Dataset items
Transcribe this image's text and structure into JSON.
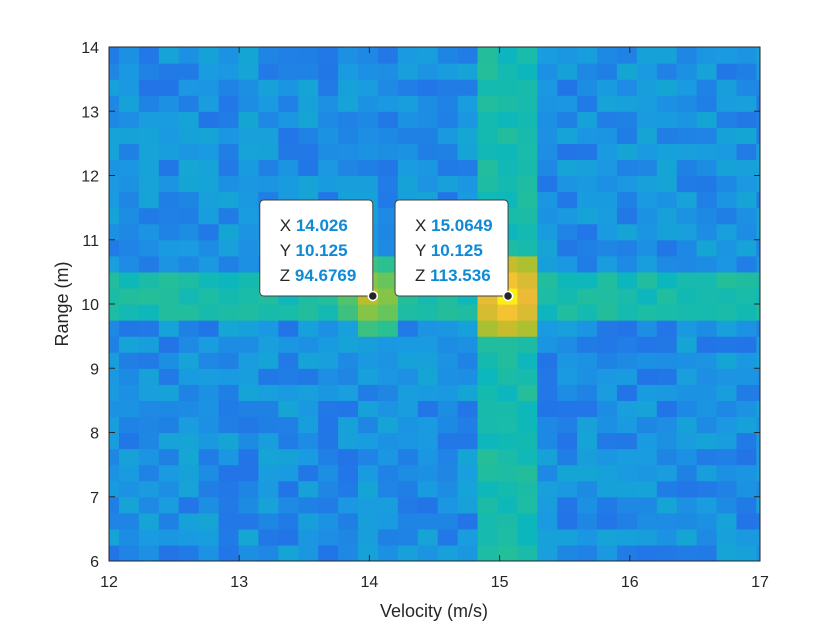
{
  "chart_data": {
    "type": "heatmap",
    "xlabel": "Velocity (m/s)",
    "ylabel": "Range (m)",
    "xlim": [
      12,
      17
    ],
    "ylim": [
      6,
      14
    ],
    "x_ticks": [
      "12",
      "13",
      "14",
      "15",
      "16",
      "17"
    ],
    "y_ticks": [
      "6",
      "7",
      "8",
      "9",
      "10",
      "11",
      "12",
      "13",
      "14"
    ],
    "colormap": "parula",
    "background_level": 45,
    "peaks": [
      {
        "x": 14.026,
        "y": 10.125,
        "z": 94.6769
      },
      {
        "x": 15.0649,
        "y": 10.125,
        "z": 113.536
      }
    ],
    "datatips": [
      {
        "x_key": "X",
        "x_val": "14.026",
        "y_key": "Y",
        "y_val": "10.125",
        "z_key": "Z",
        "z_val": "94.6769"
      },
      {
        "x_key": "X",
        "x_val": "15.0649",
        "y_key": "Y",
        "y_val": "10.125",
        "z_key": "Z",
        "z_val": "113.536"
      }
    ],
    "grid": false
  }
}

* * *

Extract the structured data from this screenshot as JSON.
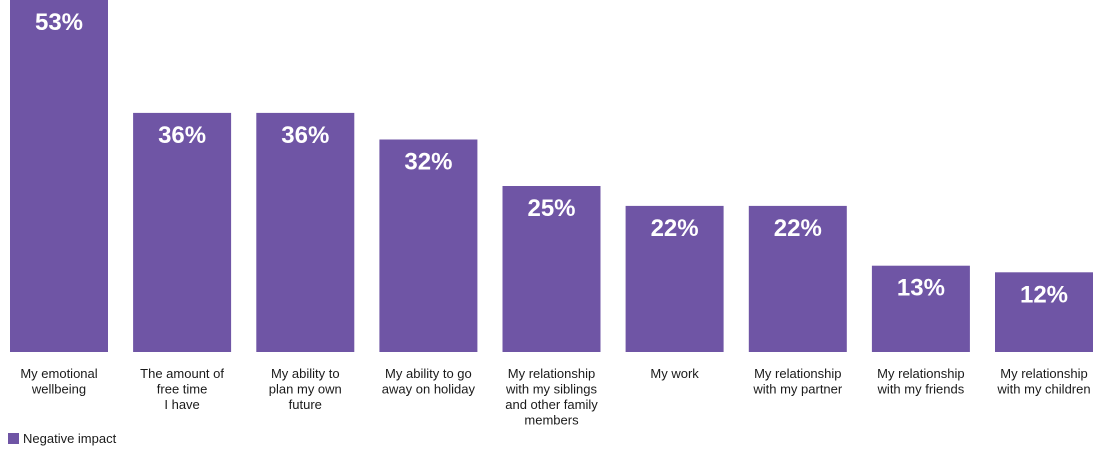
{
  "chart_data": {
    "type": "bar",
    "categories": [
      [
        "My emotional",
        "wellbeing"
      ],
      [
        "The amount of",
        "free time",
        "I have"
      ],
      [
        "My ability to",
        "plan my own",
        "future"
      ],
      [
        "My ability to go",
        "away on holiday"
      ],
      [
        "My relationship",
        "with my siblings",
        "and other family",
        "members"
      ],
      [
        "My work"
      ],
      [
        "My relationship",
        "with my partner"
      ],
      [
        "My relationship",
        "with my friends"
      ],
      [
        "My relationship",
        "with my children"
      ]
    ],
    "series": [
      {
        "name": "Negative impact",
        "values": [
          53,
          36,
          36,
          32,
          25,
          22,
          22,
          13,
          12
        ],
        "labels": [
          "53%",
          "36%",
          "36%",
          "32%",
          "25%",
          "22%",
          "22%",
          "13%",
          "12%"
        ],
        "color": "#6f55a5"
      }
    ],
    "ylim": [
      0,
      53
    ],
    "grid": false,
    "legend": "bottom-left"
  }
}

...

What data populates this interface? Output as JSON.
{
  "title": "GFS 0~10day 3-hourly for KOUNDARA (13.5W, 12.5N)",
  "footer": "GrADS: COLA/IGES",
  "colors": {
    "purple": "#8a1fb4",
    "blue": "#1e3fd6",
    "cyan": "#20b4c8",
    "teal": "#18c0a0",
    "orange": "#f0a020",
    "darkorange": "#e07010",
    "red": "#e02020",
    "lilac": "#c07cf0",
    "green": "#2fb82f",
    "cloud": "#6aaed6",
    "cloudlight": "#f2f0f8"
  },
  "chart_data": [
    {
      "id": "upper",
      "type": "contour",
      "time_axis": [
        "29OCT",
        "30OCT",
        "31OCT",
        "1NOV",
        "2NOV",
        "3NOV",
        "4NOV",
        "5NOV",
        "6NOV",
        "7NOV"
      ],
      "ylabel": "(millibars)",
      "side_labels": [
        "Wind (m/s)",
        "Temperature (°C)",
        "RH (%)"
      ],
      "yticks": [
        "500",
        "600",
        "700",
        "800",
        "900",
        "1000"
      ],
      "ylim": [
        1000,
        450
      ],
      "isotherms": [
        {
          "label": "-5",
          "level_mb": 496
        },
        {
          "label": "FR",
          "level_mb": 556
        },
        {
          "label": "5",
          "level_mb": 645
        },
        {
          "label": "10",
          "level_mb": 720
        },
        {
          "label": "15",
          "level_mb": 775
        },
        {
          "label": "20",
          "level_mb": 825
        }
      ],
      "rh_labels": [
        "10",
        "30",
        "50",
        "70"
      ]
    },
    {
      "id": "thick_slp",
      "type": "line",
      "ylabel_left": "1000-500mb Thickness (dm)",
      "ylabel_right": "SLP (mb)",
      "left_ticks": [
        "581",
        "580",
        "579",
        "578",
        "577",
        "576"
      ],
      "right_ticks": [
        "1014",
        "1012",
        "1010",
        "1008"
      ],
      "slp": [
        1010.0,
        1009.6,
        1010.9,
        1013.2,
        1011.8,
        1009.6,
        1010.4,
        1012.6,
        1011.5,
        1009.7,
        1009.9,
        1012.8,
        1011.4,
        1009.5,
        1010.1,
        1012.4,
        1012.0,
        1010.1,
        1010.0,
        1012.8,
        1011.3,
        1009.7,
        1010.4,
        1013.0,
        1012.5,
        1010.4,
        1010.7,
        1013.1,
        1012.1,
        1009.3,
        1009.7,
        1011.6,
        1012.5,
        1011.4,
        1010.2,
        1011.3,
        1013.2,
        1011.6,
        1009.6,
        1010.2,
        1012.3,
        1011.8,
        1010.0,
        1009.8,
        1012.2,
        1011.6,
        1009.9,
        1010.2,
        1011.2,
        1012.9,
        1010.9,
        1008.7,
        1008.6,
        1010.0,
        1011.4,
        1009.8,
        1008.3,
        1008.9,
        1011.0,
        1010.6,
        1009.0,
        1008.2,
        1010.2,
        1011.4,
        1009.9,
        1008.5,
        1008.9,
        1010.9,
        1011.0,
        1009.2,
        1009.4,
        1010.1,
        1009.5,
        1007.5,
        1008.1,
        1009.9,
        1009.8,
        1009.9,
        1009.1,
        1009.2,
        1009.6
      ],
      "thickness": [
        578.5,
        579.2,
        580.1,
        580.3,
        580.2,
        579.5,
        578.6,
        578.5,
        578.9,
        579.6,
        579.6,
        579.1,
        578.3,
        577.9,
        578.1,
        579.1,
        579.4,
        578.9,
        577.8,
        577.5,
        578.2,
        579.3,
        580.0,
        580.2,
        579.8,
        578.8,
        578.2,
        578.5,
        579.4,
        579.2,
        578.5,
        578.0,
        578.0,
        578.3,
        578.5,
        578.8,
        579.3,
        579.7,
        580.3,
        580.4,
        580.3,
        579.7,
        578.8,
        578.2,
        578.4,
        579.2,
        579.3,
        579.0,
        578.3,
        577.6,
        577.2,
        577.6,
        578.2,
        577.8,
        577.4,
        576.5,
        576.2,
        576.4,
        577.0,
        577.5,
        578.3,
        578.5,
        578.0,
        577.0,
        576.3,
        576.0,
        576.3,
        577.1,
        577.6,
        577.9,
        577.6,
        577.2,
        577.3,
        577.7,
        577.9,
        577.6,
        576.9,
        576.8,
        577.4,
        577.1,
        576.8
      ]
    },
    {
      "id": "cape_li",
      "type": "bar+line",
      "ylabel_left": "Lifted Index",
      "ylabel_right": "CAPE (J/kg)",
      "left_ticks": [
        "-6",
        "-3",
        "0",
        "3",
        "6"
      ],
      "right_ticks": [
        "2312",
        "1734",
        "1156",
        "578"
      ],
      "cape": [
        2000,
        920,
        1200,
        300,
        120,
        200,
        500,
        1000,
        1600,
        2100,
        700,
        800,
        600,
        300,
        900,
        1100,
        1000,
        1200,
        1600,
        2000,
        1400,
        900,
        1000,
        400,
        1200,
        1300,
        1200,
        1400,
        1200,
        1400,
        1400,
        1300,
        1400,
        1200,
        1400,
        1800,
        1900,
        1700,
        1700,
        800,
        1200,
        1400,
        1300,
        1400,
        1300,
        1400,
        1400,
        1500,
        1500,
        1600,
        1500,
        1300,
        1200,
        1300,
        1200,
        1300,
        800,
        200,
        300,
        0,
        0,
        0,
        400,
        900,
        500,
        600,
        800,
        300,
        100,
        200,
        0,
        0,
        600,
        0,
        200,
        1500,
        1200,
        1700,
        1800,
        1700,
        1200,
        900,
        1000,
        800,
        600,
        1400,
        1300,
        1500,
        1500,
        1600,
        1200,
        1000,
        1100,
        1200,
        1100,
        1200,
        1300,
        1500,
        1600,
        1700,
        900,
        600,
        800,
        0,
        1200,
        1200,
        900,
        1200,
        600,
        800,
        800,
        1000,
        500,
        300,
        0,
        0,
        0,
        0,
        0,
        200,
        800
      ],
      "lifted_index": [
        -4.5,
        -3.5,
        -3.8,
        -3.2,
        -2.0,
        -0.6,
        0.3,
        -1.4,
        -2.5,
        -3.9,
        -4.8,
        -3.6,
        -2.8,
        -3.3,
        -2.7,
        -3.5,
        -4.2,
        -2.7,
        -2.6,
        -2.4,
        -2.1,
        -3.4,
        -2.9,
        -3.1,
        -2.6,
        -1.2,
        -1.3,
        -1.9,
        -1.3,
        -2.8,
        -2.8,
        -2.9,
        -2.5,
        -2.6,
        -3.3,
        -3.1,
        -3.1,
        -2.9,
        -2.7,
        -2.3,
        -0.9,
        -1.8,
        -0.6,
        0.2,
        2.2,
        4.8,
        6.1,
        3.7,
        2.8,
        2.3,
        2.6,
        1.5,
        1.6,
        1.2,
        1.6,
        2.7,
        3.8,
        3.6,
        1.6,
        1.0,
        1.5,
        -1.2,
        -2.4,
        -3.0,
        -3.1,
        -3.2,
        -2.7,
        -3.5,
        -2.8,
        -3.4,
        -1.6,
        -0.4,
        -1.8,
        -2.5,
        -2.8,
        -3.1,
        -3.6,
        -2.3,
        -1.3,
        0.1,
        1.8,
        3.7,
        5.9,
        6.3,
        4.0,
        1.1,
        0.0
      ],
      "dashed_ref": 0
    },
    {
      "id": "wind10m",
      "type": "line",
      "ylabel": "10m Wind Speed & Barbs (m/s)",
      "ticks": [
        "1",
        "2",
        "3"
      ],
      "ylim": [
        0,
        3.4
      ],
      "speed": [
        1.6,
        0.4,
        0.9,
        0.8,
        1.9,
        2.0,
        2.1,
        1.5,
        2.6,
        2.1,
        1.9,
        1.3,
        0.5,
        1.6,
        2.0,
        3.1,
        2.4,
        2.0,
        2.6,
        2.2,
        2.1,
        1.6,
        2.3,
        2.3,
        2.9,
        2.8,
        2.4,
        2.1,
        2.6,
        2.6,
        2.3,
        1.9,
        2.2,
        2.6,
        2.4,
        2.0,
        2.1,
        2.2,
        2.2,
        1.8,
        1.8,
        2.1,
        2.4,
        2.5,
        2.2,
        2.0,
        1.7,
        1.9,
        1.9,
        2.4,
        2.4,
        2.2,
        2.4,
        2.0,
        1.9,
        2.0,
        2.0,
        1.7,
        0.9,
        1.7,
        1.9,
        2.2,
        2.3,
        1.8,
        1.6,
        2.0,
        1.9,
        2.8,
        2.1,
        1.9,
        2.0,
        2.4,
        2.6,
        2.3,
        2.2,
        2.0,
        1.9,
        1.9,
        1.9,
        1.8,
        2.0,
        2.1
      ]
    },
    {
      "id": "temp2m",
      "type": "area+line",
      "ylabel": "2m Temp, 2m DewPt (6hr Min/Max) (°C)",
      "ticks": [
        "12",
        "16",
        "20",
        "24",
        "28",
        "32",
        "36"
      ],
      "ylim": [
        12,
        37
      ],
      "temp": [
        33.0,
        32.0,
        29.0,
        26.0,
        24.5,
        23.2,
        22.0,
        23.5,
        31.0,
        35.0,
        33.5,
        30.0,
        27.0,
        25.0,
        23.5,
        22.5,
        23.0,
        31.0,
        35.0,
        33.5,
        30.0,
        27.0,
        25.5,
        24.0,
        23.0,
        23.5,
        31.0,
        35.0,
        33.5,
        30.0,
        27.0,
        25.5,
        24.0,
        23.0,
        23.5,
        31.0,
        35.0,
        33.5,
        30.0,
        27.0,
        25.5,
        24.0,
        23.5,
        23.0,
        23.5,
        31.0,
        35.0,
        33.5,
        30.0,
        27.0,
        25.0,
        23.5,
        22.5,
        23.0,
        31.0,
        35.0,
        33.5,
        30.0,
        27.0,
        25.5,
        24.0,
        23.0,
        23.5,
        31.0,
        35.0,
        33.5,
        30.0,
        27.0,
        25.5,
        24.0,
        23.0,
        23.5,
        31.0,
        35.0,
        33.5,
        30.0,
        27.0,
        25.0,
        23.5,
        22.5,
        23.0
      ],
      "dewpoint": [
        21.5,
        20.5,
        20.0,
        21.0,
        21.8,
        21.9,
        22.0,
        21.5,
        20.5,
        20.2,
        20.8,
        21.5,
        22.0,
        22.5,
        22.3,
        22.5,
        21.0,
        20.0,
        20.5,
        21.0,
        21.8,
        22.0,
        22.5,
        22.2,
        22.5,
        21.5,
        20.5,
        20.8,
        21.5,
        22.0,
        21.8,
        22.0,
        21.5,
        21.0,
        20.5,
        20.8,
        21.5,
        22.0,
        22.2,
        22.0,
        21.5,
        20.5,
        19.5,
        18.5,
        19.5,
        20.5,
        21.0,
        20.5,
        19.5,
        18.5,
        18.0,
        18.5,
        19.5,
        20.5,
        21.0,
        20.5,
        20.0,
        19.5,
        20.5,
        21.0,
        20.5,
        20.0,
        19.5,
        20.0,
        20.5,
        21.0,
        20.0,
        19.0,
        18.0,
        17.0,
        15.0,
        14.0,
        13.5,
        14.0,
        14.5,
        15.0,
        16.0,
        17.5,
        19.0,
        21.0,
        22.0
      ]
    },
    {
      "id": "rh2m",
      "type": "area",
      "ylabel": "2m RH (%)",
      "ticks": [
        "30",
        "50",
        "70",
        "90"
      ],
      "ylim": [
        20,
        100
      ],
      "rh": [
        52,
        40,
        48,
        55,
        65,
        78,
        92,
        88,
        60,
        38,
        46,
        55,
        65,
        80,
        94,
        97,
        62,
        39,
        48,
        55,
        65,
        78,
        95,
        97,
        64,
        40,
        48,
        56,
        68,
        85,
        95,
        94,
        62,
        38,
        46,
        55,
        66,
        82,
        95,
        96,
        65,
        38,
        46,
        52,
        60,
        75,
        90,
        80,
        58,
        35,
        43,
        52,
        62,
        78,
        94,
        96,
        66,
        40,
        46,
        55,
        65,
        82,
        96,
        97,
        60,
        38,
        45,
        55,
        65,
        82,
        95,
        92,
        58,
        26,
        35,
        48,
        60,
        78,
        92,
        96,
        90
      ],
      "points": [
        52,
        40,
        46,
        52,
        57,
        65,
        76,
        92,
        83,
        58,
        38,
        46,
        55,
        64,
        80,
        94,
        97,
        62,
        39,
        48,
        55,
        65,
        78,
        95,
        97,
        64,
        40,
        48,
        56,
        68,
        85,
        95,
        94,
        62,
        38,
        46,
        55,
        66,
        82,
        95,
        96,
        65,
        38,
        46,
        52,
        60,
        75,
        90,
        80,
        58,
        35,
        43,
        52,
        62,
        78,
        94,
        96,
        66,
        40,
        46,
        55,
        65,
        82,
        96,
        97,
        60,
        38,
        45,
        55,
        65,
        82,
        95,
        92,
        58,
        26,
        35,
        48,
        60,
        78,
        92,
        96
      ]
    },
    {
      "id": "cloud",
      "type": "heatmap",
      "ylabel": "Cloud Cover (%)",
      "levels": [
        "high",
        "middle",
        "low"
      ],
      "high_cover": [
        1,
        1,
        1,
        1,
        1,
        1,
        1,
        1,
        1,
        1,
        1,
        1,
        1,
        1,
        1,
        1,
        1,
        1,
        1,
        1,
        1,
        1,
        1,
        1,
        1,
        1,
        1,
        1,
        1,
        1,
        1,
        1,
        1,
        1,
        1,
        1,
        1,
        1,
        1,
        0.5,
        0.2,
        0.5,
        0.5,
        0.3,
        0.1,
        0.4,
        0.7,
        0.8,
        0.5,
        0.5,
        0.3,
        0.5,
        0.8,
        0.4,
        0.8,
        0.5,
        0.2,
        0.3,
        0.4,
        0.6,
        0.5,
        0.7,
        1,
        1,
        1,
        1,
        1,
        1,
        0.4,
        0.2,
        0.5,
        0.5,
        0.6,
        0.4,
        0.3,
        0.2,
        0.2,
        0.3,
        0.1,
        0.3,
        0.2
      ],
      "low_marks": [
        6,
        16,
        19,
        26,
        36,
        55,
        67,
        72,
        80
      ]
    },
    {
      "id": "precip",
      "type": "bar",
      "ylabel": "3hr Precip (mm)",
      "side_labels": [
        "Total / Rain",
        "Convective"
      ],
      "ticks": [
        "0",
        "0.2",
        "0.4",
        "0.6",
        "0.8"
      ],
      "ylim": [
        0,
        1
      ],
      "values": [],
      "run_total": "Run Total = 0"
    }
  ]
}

[YOUR TASK]
Look through the entries above; copy every line holding the string "type".

[THE OUTPUT]
    "type": "heatmap",
    "type": "bar",
      "type": "contour",
      "type": "line",
      "type": "bar+line",
      "type": "line",
      "type": "area+line",
      "type": "area",
      "type": "heatmap",
      "type": "bar",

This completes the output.